▶ _Input rows_:
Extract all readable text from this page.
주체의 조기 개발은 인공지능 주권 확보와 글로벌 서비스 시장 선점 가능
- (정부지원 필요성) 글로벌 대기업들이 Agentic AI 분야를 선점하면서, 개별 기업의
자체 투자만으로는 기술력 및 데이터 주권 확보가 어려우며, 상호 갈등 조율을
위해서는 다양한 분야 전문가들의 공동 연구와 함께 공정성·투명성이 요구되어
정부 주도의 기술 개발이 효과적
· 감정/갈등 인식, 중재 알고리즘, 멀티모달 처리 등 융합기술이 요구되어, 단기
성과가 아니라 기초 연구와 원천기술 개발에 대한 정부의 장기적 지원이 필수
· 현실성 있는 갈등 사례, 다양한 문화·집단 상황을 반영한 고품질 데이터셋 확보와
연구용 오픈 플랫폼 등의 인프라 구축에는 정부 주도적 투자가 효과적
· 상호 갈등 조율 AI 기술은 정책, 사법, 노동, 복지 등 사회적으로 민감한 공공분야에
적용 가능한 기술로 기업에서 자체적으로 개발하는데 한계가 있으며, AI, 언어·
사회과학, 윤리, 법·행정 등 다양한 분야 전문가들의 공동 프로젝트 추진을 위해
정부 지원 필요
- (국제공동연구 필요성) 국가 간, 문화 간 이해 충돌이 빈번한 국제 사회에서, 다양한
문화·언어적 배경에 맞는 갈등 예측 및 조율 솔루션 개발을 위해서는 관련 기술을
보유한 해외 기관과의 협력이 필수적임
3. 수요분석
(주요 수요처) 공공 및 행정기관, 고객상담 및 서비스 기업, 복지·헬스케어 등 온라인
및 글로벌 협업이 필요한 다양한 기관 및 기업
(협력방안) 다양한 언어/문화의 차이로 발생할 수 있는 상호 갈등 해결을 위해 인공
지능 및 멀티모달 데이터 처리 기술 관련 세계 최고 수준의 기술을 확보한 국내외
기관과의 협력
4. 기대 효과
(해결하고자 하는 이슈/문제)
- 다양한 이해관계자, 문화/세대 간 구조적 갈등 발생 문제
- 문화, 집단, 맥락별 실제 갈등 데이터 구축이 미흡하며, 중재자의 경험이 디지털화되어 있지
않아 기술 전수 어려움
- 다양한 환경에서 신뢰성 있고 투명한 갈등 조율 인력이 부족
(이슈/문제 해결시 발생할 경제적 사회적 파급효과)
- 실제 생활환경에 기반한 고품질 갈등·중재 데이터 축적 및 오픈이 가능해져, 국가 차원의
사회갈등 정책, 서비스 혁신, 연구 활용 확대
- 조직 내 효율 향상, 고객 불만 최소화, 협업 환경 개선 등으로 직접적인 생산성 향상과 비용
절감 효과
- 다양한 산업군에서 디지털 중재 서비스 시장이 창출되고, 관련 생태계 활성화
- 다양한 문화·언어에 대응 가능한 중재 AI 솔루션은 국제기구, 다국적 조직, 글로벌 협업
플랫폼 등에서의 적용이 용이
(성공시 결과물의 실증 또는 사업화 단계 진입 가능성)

▶ _Exercise prompt_:
Search the records above for the string "위해서는". Copy every line that contains it.

▶ _Task solution_:
위해서는 다양한 분야 전문가들의 공동 연구와 함께 공정성·투명성이 요구되어
문화·언어적 배경에 맞는 갈등 예측 및 조율 솔루션 개발을 위해서는 관련 기술을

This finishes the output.